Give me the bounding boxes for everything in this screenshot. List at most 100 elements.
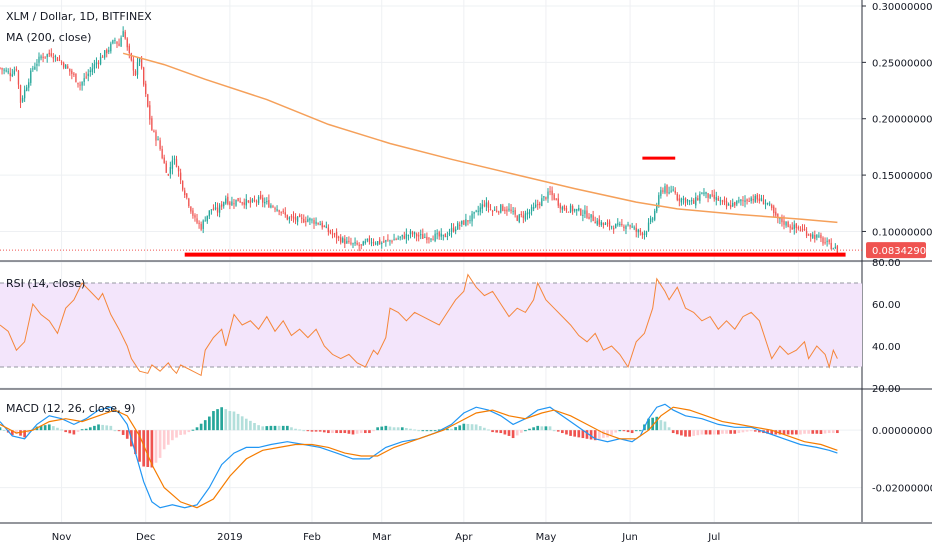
candle-body (235, 199, 237, 206)
macd-hist-bar (64, 430, 68, 433)
macd-hist-bar (491, 430, 494, 433)
macd-hist-bar (712, 430, 716, 435)
candle-body (709, 194, 711, 199)
macd-hist-bar (294, 428, 297, 431)
macd-hist-bar (569, 430, 572, 436)
candle-body (321, 222, 323, 228)
candle-body (50, 53, 52, 56)
candle-body (430, 238, 432, 240)
candle-body (411, 232, 414, 235)
macd-hist-bar (647, 418, 650, 431)
candle-body (65, 64, 67, 69)
candle-body (337, 236, 340, 238)
candle-body (116, 41, 118, 44)
ma-indicator-label[interactable]: MA (200, close) (6, 31, 91, 44)
macd-hist-bar (458, 425, 462, 431)
macd-hist-bar (721, 430, 724, 434)
candle-body (432, 239, 434, 241)
candle-body (296, 216, 299, 222)
candle-body (225, 198, 227, 204)
macd-hist-bar (347, 430, 351, 434)
candle-body (95, 62, 98, 65)
candle-body (791, 227, 793, 230)
candle-body (773, 206, 775, 214)
candle-body (676, 193, 678, 200)
price-axis[interactable]: 0.30000000 0.25000000 0.20000000 0.15000000… (52, 2, 932, 543)
last-price-tag: 0.08342900 (866, 242, 932, 259)
candle-body (409, 231, 412, 234)
drawing-annotations[interactable] (184, 156, 846, 257)
candle-body (19, 85, 22, 103)
candle-body (147, 94, 149, 107)
macd-hist-bar (556, 430, 560, 432)
candle-body (578, 207, 580, 211)
candle-body (543, 196, 545, 198)
macd-hist-bar (314, 430, 318, 432)
time-axis-label: Apr (455, 532, 473, 543)
candle-body (647, 222, 650, 231)
candle-body (108, 50, 110, 52)
macd-hist-bar (729, 430, 732, 434)
candle-body (785, 221, 787, 226)
candle-body (32, 68, 34, 70)
candle-body (422, 234, 424, 239)
macd-hist-bar (113, 430, 117, 432)
candle-body (467, 220, 469, 222)
candle-body (342, 238, 344, 243)
candle-body (810, 234, 812, 237)
last-price-value: 0.08342900 (872, 246, 932, 257)
candle-body (459, 224, 461, 226)
candle-body (40, 56, 42, 59)
candle-body (83, 78, 85, 82)
candle-body (23, 89, 26, 99)
candle-body (366, 238, 369, 241)
candle-body (34, 66, 36, 70)
macd-hist-bar (109, 425, 113, 431)
candle-body (471, 213, 473, 222)
candle-body (444, 233, 447, 238)
price-tick-label: 0.20000000 (872, 115, 932, 126)
candle-body (352, 243, 354, 245)
candle-body (9, 72, 11, 76)
candle-body (331, 233, 334, 235)
macd-hist-bar (577, 430, 581, 438)
macd-hist-bar (88, 427, 92, 431)
macd-hist-bar (384, 425, 388, 431)
macd-hist-bar (216, 409, 219, 431)
rsi-line (0, 273, 838, 377)
candle-body (639, 230, 642, 233)
candle-body (771, 205, 773, 208)
candle-body (167, 174, 169, 176)
macd-hist-bar (544, 426, 548, 431)
candle-body (688, 200, 691, 202)
macd-hist-bar (372, 430, 375, 432)
candle-body (438, 232, 440, 237)
macd-hist-bar (413, 429, 416, 431)
macd-hist-bar (602, 430, 605, 438)
macd-hist-bar (142, 430, 146, 467)
candle-body (721, 200, 724, 202)
candle-body (428, 238, 430, 240)
candle-body (315, 221, 317, 224)
candle-body (364, 241, 366, 244)
candle-body (715, 197, 717, 200)
macd-hist-bar (684, 430, 687, 437)
candle-body (557, 198, 559, 206)
candle-body (797, 227, 800, 229)
macd-signal-line (0, 406, 838, 509)
rsi-indicator-label[interactable]: RSI (14, close) (6, 277, 85, 290)
candle-body (188, 198, 190, 207)
candle-body (165, 163, 167, 173)
candle-body (376, 241, 379, 245)
candle-body (397, 238, 399, 240)
candle-body (354, 242, 356, 244)
candle-body (820, 234, 822, 239)
candle-body (775, 211, 777, 216)
candle-body (686, 199, 689, 202)
candle-body (660, 190, 662, 196)
candle-body (812, 234, 814, 238)
macd-indicator-label[interactable]: MACD (12, 26, close, 9) (6, 402, 135, 415)
macd-hist-bar (433, 430, 437, 432)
● ● ● ●
--- Exercise details ---
Starting at the line with "candle-body (235, 199, 237, 206)" and ending at the line with "candle-body (147, 94, 149, 107)", write those lines out again with "macd-hist-bar" renamed to "macd-histogram-bar" and nothing else changed.

--- Result of the exercise ---
candle-body (235, 199, 237, 206)
macd-histogram-bar (64, 430, 68, 433)
macd-histogram-bar (491, 430, 494, 433)
macd-histogram-bar (712, 430, 716, 435)
candle-body (709, 194, 711, 199)
macd-histogram-bar (294, 428, 297, 431)
macd-histogram-bar (569, 430, 572, 436)
candle-body (321, 222, 323, 228)
candle-body (50, 53, 52, 56)
candle-body (430, 238, 432, 240)
candle-body (411, 232, 414, 235)
macd-histogram-bar (647, 418, 650, 431)
candle-body (65, 64, 67, 69)
candle-body (337, 236, 340, 238)
candle-body (116, 41, 118, 44)
ma-indicator-label[interactable]: MA (200, close) (6, 31, 91, 44)
macd-histogram-bar (458, 425, 462, 431)
macd-histogram-bar (721, 430, 724, 434)
candle-body (432, 239, 434, 241)
candle-body (296, 216, 299, 222)
candle-body (225, 198, 227, 204)
macd-histogram-bar (347, 430, 351, 434)
candle-body (95, 62, 98, 65)
candle-body (791, 227, 793, 230)
candle-body (773, 206, 775, 214)
candle-body (676, 193, 678, 200)
price-axis[interactable]: 0.30000000 0.25000000 0.20000000 0.15000000… (52, 2, 932, 543)
last-price-tag: 0.08342900 (866, 242, 932, 259)
candle-body (409, 231, 412, 234)
drawing-annotations[interactable] (184, 156, 846, 257)
candle-body (19, 85, 22, 103)
candle-body (147, 94, 149, 107)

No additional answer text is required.